### The task
Lines containing the word "content" should be extracted in full.

### Data to use
• • • •

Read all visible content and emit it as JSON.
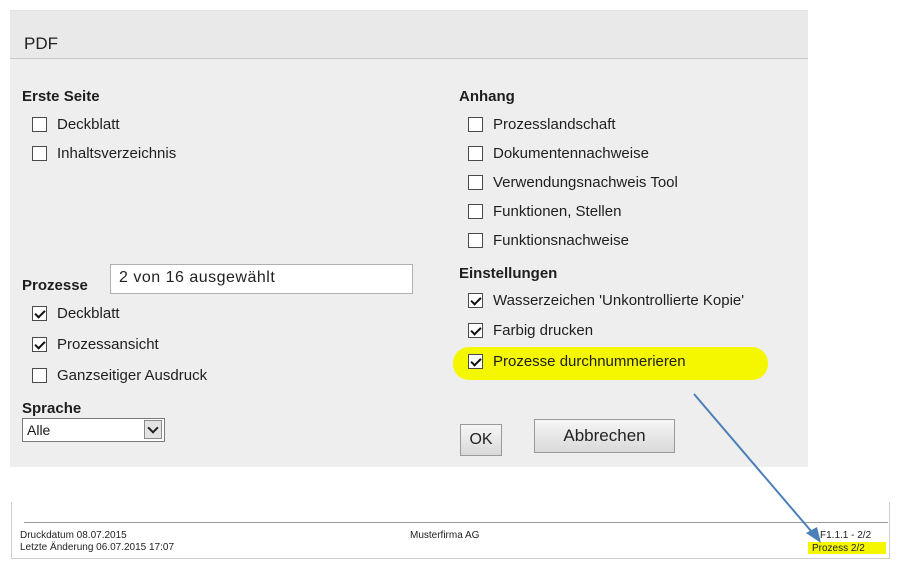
{
  "dialog": {
    "title": "PDF",
    "erste_seite": {
      "heading": "Erste Seite",
      "items": [
        {
          "label": "Deckblatt",
          "checked": false
        },
        {
          "label": "Inhaltsverzeichnis",
          "checked": false
        }
      ]
    },
    "prozesse": {
      "label": "Prozesse",
      "field_value": "2 von 16 ausgewählt",
      "items": [
        {
          "label": "Deckblatt",
          "checked": true
        },
        {
          "label": "Prozessansicht",
          "checked": true
        },
        {
          "label": "Ganzseitiger Ausdruck",
          "checked": false
        }
      ]
    },
    "sprache": {
      "label": "Sprache",
      "selected": "Alle"
    },
    "anhang": {
      "heading": "Anhang",
      "items": [
        {
          "label": "Prozesslandschaft",
          "checked": false
        },
        {
          "label": "Dokumentennachweise",
          "checked": false
        },
        {
          "label": "Verwendungsnachweis Tool",
          "checked": false
        },
        {
          "label": "Funktionen, Stellen",
          "checked": false
        },
        {
          "label": "Funktionsnachweise",
          "checked": false
        }
      ]
    },
    "einstellungen": {
      "heading": "Einstellungen",
      "items": [
        {
          "label": "Wasserzeichen 'Unkontrollierte Kopie'",
          "checked": true
        },
        {
          "label": "Farbig drucken",
          "checked": true
        },
        {
          "label": "Prozesse durchnummerieren",
          "checked": true
        }
      ]
    },
    "buttons": {
      "ok": "OK",
      "cancel": "Abbrechen"
    }
  },
  "footer": {
    "druckdatum": "Druckdatum 08.07.2015",
    "letzte_aenderung": "Letzte Änderung 06.07.2015 17:07",
    "company": "Musterfirma AG",
    "page_ref": "F1.1.1 - 2/2",
    "prozess_count": "Prozess 2/2"
  },
  "colors": {
    "highlight": "#f4f700",
    "arrow": "#4a7fb8",
    "dialog_bg": "#eeeeee"
  }
}
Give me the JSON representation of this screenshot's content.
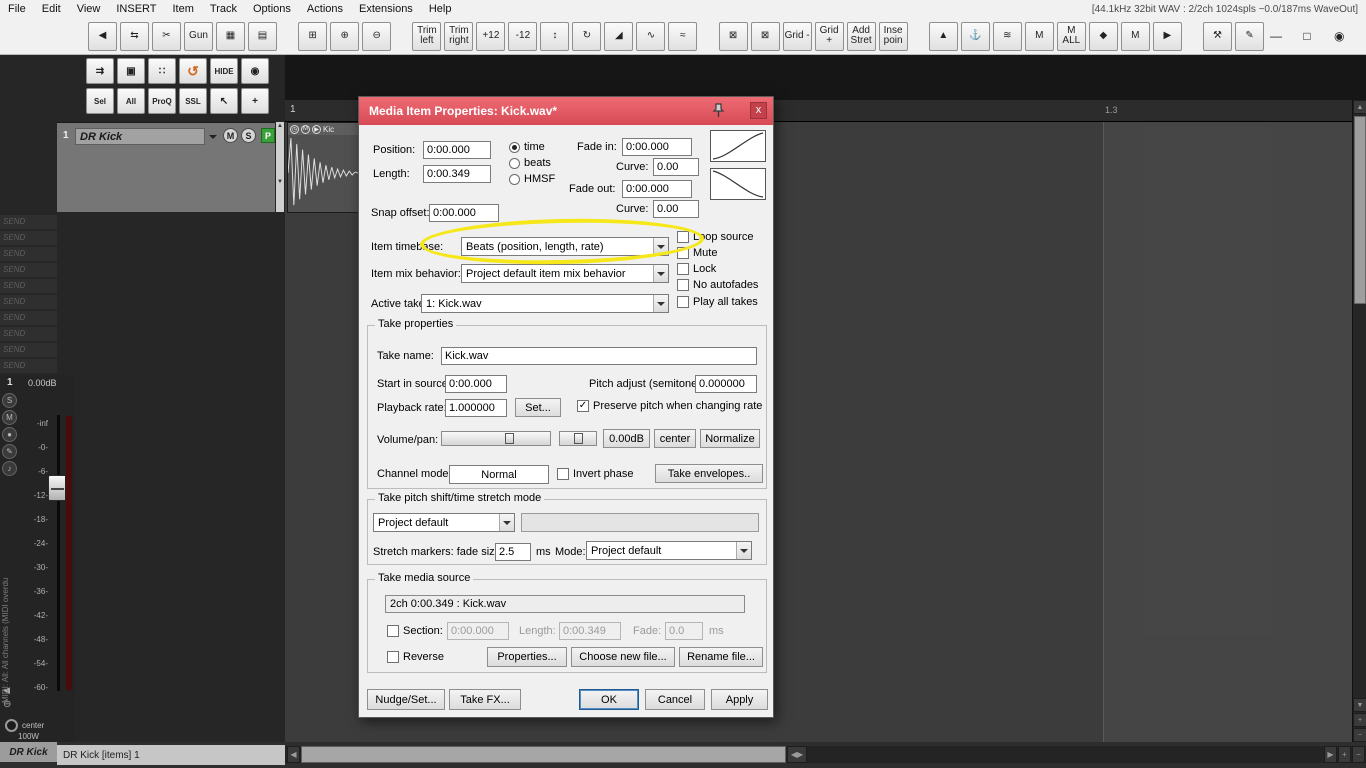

• • • •

### Full output
Read all visible content and emit it as JSON.
Give me the JSON representation of this screenshot's content.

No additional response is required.